_EXERCISE GOAL_.
Each entry below must be repeated exactly, with pictures left out.

──────── SOURCE MATERIAL ────────

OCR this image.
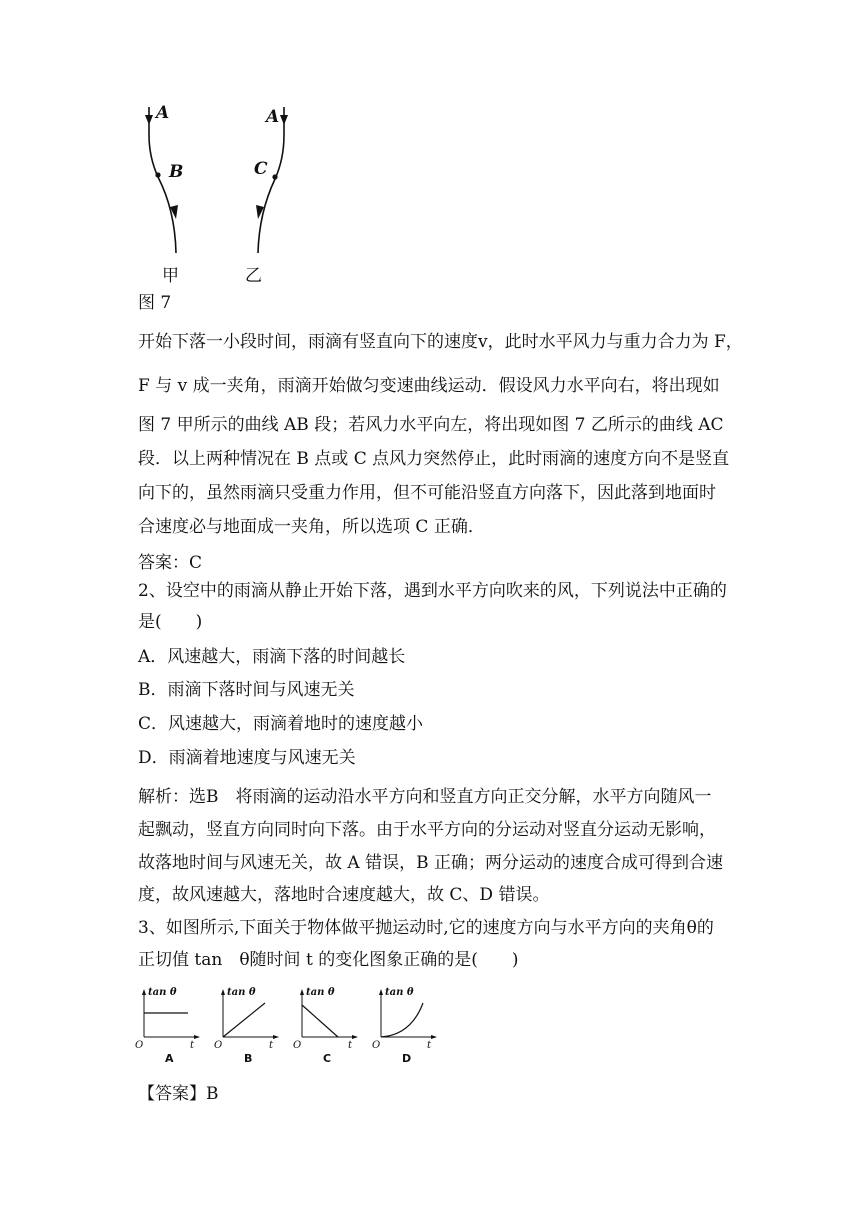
A
B
甲
A
C
乙
图 7
开始下落一小段时间，雨滴有竖直向下的速度v，此时水平风力与重力合力为 F，
F 与 v 成一夹角，雨滴开始做匀变速曲线运动．假设风力水平向右，将出现如
图 7 甲所示的曲线 AB 段；若风力水平向左，将出现如图 7 乙所示的曲线 AC
段．以上两种情况在 B 点或 C 点风力突然停止，此时雨滴的速度方向不是竖直
向下的，虽然雨滴只受重力作用，但不可能沿竖直方向落下，因此落到地面时
合速度必与地面成一夹角，所以选项 C 正确．
答案：C
2、设空中的雨滴从静止开始下落，遇到水平方向吹来的风，下列说法中正确的
是(　　)
A．风速越大，雨滴下落的时间越长
B．雨滴下落时间与风速无关
C．风速越大，雨滴着地时的速度越小
D．雨滴着地速度与风速无关
解析：选B　将雨滴的运动沿水平方向和竖直方向正交分解，水平方向随风一
起飘动，竖直方向同时向下落。由于水平方向的分运动对竖直分运动无影响，
故落地时间与风速无关，故 A 错误，B 正确；两分运动的速度合成可得到合速
度，故风速越大，落地时合速度越大，故 C、D 错误。
3、如图所示,下面关于物体做平抛运动时,它的速度方向与水平方向的夹角θ的
正切值 tan　θ随时间 t 的变化图象正确的是(　　)
tan θ
O	t
A
tan θ
O	t
B
tan θ
O	t
C
tan θ
O	t
D
【答案】B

────────

_TASK SOLUTION_.
OCR this image.
A
B
甲
A
C
乙
图 7
开始下落一小段时间，雨滴有竖直向下的速度v，此时水平风力与重力合力为 F，
F 与 v 成一夹角，雨滴开始做匀变速曲线运动．假设风力水平向右，将出现如
图 7 甲所示的曲线 AB 段；若风力水平向左，将出现如图 7 乙所示的曲线 AC
段．以上两种情况在 B 点或 C 点风力突然停止，此时雨滴的速度方向不是竖直
向下的，虽然雨滴只受重力作用，但不可能沿竖直方向落下，因此落到地面时
合速度必与地面成一夹角，所以选项 C 正确．
答案：C
2、设空中的雨滴从静止开始下落，遇到水平方向吹来的风，下列说法中正确的
是(　　)
A．风速越大，雨滴下落的时间越长
B．雨滴下落时间与风速无关
C．风速越大，雨滴着地时的速度越小
D．雨滴着地速度与风速无关
解析：选B　将雨滴的运动沿水平方向和竖直方向正交分解，水平方向随风一
起飘动，竖直方向同时向下落。由于水平方向的分运动对竖直分运动无影响，
故落地时间与风速无关，故 A 错误，B 正确；两分运动的速度合成可得到合速
度，故风速越大，落地时合速度越大，故 C、D 错误。
3、如图所示,下面关于物体做平抛运动时,它的速度方向与水平方向的夹角θ的
正切值 tan　θ随时间 t 的变化图象正确的是(　　)
tan θ
O	t
A
tan θ
O	t
B
tan θ
O	t
C
tan θ
O	t
D
【答案】B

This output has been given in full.